— Start of Data records —

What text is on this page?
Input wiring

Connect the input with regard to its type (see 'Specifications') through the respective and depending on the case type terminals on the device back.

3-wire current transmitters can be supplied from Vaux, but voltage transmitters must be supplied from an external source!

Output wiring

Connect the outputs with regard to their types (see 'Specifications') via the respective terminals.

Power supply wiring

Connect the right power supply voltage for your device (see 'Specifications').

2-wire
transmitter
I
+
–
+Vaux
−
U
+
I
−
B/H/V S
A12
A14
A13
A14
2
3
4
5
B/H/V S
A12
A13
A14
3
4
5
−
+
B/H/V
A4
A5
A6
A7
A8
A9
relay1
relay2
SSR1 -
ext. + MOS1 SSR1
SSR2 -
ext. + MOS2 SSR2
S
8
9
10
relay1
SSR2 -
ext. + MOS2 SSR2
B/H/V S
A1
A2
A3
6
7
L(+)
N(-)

— End of Data records —

### What is expected
Repeat the data above exactly.

### Result of this task
What text is on this page?
Input wiring

Connect the input with regard to its type (see 'Specifications') through the respective and depending on the case type terminals on the device back.

3-wire current transmitters can be supplied from Vaux, but voltage transmitters must be supplied from an external source!

Output wiring

Connect the outputs with regard to their types (see 'Specifications') via the respective terminals.

Power supply wiring

Connect the right power supply voltage for your device (see 'Specifications').

2-wire
transmitter
I
+
–
+Vaux
−
U
+
I
−
B/H/V S
A12
A14
A13
A14
2
3
4
5
B/H/V S
A12
A13
A14
3
4
5
−
+
B/H/V
A4
A5
A6
A7
A8
A9
relay1
relay2
SSR1 -
ext. + MOS1 SSR1
SSR2 -
ext. + MOS2 SSR2
S
8
9
10
relay1
SSR2 -
ext. + MOS2 SSR2
B/H/V S
A1
A2
A3
6
7
L(+)
N(-)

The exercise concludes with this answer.